EXERCISE TASK:
Extract each line containing the string "Please".

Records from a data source
+ + +

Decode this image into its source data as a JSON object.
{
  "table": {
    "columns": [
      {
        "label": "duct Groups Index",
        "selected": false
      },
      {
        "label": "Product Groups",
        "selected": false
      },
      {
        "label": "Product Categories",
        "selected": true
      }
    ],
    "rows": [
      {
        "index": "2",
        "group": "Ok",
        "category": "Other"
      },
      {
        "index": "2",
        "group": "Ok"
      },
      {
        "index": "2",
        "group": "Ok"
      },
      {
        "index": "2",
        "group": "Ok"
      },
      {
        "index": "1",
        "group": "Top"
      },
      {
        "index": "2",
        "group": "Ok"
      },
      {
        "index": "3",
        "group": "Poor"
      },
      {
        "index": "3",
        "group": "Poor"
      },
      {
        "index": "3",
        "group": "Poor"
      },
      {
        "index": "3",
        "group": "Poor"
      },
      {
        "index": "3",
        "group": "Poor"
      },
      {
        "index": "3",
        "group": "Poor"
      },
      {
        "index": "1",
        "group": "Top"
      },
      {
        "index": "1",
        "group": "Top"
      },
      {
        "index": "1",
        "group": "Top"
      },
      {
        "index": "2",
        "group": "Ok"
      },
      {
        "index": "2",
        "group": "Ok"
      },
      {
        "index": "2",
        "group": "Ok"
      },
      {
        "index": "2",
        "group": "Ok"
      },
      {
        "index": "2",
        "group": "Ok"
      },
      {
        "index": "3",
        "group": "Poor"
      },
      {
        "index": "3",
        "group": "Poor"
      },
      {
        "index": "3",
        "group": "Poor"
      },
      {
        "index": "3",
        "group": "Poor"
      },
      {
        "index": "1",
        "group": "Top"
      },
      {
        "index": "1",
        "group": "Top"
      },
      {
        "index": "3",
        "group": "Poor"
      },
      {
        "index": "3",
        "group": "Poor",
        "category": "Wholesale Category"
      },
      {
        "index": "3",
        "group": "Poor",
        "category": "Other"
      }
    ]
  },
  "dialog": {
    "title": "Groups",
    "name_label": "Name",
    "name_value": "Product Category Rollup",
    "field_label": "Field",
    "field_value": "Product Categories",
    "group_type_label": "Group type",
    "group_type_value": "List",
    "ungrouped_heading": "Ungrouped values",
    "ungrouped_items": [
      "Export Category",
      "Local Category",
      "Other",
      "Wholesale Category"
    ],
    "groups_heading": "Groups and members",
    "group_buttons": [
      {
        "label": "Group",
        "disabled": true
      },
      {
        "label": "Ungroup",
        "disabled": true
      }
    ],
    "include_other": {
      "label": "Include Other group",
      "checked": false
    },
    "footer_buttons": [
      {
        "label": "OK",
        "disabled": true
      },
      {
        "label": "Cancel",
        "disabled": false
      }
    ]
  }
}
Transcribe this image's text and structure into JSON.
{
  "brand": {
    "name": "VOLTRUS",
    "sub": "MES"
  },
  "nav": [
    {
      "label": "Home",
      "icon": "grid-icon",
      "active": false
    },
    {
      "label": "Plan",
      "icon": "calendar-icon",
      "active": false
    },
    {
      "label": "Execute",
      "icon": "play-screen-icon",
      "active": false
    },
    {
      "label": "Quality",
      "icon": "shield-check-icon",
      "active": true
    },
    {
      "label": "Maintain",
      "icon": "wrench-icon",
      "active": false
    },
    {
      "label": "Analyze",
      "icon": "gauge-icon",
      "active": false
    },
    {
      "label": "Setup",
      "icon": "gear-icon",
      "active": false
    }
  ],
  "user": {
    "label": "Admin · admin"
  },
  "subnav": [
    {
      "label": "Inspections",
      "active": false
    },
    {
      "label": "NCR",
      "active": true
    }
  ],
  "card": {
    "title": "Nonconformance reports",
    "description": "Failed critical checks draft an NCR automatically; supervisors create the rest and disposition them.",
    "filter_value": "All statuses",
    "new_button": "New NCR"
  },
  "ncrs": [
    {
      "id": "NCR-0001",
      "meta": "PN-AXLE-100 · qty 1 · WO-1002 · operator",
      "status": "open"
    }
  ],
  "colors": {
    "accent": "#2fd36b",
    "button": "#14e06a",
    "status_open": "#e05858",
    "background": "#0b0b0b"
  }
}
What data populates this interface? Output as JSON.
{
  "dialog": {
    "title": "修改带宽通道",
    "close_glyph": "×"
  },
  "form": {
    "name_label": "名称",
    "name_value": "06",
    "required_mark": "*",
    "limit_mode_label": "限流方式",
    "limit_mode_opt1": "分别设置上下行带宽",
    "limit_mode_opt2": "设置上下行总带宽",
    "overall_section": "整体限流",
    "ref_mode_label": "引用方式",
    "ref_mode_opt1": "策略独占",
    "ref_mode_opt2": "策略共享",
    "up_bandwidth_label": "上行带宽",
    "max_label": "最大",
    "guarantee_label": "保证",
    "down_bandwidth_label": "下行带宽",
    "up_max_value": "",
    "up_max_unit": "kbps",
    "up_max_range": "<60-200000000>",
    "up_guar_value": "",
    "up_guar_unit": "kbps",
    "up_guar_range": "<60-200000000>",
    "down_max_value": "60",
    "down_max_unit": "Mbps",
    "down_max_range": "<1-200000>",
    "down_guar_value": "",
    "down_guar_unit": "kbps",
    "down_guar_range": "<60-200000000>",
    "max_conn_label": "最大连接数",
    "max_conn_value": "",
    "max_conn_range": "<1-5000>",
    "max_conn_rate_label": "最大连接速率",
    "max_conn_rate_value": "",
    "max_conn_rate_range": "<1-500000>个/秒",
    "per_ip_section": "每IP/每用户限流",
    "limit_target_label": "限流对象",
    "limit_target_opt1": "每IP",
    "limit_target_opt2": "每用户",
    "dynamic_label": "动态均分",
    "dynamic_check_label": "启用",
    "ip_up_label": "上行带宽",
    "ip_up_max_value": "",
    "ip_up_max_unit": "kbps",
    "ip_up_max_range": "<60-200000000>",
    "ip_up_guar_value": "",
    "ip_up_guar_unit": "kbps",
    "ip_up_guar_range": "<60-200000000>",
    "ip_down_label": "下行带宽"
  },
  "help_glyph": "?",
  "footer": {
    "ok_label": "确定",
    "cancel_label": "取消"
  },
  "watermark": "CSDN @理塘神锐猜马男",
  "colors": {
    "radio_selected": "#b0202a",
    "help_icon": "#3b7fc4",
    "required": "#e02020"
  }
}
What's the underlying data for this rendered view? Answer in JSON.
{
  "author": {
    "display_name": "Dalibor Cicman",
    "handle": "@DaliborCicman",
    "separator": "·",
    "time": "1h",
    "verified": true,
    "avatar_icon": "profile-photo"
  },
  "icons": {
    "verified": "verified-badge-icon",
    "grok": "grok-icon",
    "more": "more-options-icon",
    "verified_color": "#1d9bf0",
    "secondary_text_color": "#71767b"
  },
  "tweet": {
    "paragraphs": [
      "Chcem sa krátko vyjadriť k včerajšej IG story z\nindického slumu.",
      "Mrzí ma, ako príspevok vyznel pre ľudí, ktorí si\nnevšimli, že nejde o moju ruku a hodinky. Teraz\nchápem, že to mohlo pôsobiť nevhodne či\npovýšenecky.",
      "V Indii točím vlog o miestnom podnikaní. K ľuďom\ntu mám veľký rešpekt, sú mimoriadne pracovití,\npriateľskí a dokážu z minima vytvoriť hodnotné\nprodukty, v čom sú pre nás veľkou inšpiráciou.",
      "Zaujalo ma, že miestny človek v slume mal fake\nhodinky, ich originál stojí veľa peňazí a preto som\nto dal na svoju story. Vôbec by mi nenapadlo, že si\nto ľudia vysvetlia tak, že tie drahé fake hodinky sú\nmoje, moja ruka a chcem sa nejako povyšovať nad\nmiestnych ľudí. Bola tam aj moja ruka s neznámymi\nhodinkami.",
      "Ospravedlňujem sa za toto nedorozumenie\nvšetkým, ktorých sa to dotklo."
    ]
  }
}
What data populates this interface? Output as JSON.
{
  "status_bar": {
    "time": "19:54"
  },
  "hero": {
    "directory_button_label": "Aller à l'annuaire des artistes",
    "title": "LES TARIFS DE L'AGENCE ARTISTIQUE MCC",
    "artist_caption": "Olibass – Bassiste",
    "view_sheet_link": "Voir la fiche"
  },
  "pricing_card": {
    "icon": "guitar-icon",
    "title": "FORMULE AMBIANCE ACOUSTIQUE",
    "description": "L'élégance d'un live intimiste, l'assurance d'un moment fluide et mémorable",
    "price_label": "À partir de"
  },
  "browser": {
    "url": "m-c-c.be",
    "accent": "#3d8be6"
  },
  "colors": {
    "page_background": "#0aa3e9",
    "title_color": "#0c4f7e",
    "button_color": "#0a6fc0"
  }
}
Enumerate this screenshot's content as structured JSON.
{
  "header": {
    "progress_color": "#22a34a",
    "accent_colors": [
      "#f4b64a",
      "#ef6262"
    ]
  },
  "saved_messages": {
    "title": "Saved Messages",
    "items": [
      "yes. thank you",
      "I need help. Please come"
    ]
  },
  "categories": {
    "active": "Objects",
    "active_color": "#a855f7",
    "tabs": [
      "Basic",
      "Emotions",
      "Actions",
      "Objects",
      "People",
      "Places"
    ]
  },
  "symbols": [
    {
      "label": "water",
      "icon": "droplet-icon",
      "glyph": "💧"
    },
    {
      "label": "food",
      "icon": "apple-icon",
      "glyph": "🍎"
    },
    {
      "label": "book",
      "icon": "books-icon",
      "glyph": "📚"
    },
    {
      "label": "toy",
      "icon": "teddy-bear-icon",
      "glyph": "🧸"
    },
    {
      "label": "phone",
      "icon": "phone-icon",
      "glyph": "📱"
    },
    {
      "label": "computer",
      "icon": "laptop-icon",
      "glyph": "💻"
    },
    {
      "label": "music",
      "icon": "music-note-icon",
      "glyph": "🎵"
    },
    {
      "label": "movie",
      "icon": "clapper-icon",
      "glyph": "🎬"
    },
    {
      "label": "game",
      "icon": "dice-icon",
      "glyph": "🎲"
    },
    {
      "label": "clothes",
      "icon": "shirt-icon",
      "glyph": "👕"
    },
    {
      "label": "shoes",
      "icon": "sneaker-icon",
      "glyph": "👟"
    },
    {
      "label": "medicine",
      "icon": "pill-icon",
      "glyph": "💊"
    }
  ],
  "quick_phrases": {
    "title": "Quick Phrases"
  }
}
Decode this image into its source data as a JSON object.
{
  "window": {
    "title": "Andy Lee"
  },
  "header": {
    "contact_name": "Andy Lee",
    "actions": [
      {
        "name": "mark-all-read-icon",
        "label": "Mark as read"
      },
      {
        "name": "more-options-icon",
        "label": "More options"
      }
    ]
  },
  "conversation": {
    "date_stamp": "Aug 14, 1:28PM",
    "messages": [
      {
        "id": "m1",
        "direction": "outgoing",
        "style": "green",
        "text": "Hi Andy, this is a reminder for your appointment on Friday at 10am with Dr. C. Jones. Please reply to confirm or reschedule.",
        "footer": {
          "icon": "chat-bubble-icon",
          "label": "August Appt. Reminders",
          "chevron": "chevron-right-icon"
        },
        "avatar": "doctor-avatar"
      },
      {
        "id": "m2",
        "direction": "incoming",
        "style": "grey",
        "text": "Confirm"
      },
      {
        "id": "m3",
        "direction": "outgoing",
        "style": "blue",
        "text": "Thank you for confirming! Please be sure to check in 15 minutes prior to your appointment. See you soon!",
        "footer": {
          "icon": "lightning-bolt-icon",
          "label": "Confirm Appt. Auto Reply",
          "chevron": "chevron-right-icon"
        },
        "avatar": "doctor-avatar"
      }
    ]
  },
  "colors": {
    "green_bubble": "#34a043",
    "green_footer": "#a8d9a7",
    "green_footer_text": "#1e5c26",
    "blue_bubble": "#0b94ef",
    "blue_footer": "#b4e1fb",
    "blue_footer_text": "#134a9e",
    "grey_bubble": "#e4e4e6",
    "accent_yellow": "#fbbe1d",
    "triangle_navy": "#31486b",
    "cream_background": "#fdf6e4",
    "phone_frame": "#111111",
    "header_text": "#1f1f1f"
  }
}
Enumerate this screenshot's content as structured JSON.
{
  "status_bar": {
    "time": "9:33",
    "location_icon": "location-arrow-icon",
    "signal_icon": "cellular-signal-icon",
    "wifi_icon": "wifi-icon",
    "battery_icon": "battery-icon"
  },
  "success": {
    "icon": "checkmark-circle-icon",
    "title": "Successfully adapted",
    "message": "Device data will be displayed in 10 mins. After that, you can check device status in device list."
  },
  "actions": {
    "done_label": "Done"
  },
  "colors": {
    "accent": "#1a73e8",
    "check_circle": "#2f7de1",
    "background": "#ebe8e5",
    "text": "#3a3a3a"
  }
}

+ + +

ANSWER TO THE PROBLEM:
      "I need help. Please come"
        "text": "Hi Andy, this is a reminder for your appointment on Friday at 10am with Dr. C. Jones. Please reply to confirm or reschedule.",
        "text": "Thank you for confirming! Please be sure to check in 15 minutes prior to your appointment. See you soon!",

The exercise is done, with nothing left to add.